### [STATED TASK]
In the entries below, find the lines with the word "content" and copy them.

### [DATA LINES]
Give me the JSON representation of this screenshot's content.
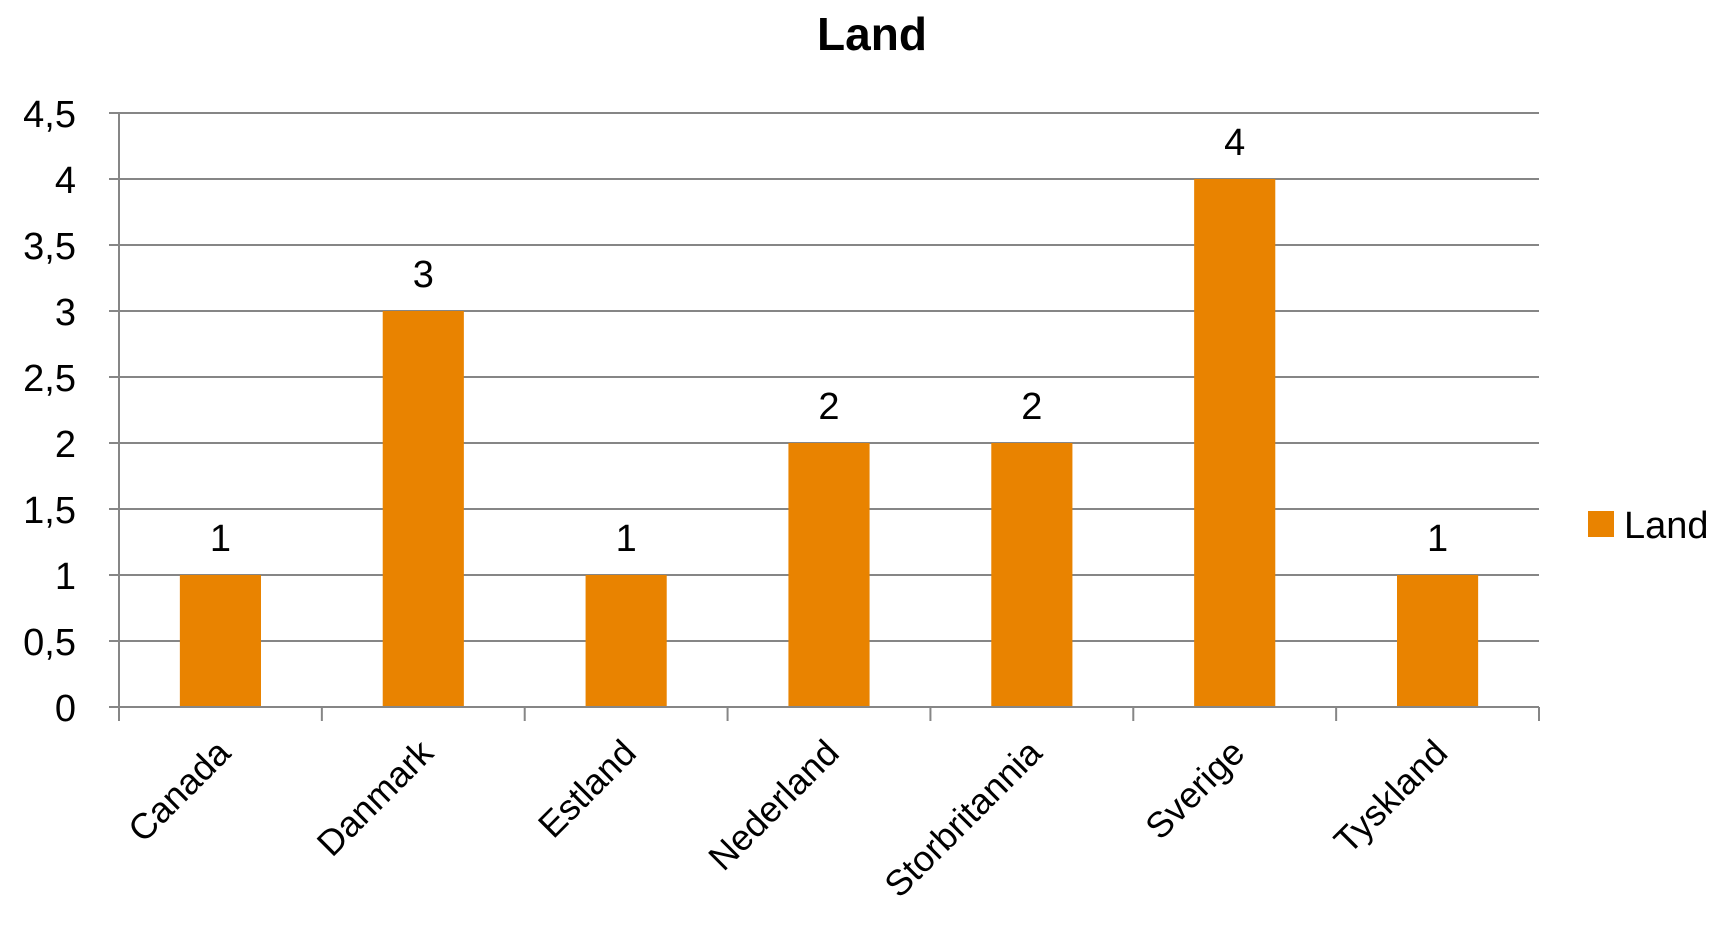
{
  "chart_data": {
    "type": "bar",
    "title": "Land",
    "xlabel": "",
    "ylabel": "",
    "categories": [
      "Canada",
      "Danmark",
      "Estland",
      "Nederland",
      "Storbritannia",
      "Sverige",
      "Tyskland"
    ],
    "series": [
      {
        "name": "Land",
        "values": [
          1,
          3,
          1,
          2,
          2,
          4,
          1
        ],
        "color": "#E98300"
      }
    ],
    "data_labels": [
      "1",
      "3",
      "1",
      "2",
      "2",
      "4",
      "1"
    ],
    "ylim": [
      0,
      4.5
    ],
    "yticks": [
      0,
      0.5,
      1,
      1.5,
      2,
      2.5,
      3,
      3.5,
      4,
      4.5
    ],
    "ytick_labels": [
      "0",
      "0,5",
      "1",
      "1,5",
      "2",
      "2,5",
      "3",
      "3,5",
      "4",
      "4,5"
    ],
    "grid": true,
    "legend": {
      "position": "right",
      "entries": [
        "Land"
      ]
    },
    "colors": {
      "bar": "#E98300",
      "grid": "#868686",
      "axis": "#868686"
    }
  }
}
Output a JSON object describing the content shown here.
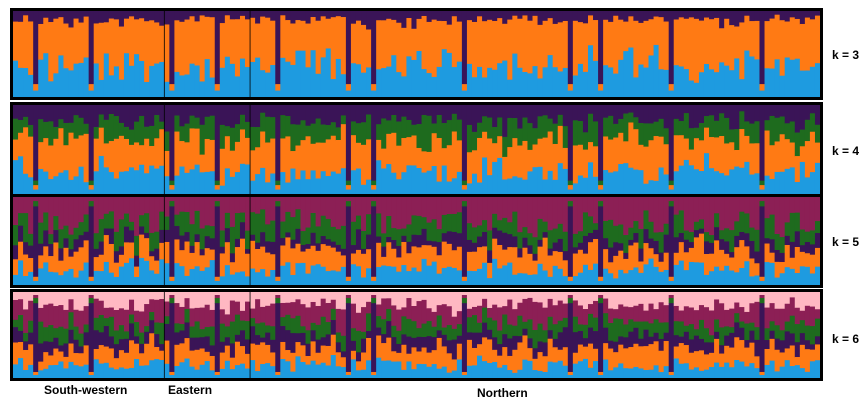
{
  "chart_data": {
    "type": "bar",
    "stacked": true,
    "description_panels": [
      "k = 3",
      "k = 4",
      "k = 5",
      "k = 6"
    ],
    "colors": {
      "blue": "#1E9BE0",
      "orange": "#FF7A14",
      "navy": "#3A1457",
      "green": "#1E6B1E",
      "maroon": "#8C1F55",
      "pink": "#FFB8C2"
    },
    "panels": [
      {
        "label": "k = 3",
        "k": 3,
        "clusters": [
          "navy",
          "orange",
          "blue"
        ],
        "mean_proportions": [
          0.1,
          0.55,
          0.35
        ]
      },
      {
        "label": "k = 4",
        "k": 4,
        "clusters": [
          "navy",
          "green",
          "orange",
          "blue"
        ],
        "mean_proportions": [
          0.18,
          0.22,
          0.35,
          0.25
        ]
      },
      {
        "label": "k = 5",
        "k": 5,
        "clusters": [
          "maroon",
          "green",
          "navy",
          "orange",
          "blue"
        ],
        "mean_proportions": [
          0.3,
          0.18,
          0.12,
          0.22,
          0.18
        ]
      },
      {
        "label": "k = 6",
        "k": 6,
        "clusters": [
          "pink",
          "maroon",
          "green",
          "navy",
          "orange",
          "blue"
        ],
        "mean_proportions": [
          0.15,
          0.2,
          0.16,
          0.14,
          0.2,
          0.15
        ]
      }
    ],
    "n_individuals": 160,
    "populations": [
      {
        "name": "South-western",
        "start": 0,
        "end": 30
      },
      {
        "name": "Eastern",
        "start": 30,
        "end": 47
      },
      {
        "name": "Northern",
        "start": 47,
        "end": 160
      }
    ],
    "outlier_individuals": [
      4,
      15,
      31,
      40,
      52,
      66,
      71,
      89,
      110,
      116,
      130,
      148
    ]
  }
}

### [SOLVED PROBLEM]
Give me the JSON representation of this screenshot's content.
Output a JSON object describing the content shown here.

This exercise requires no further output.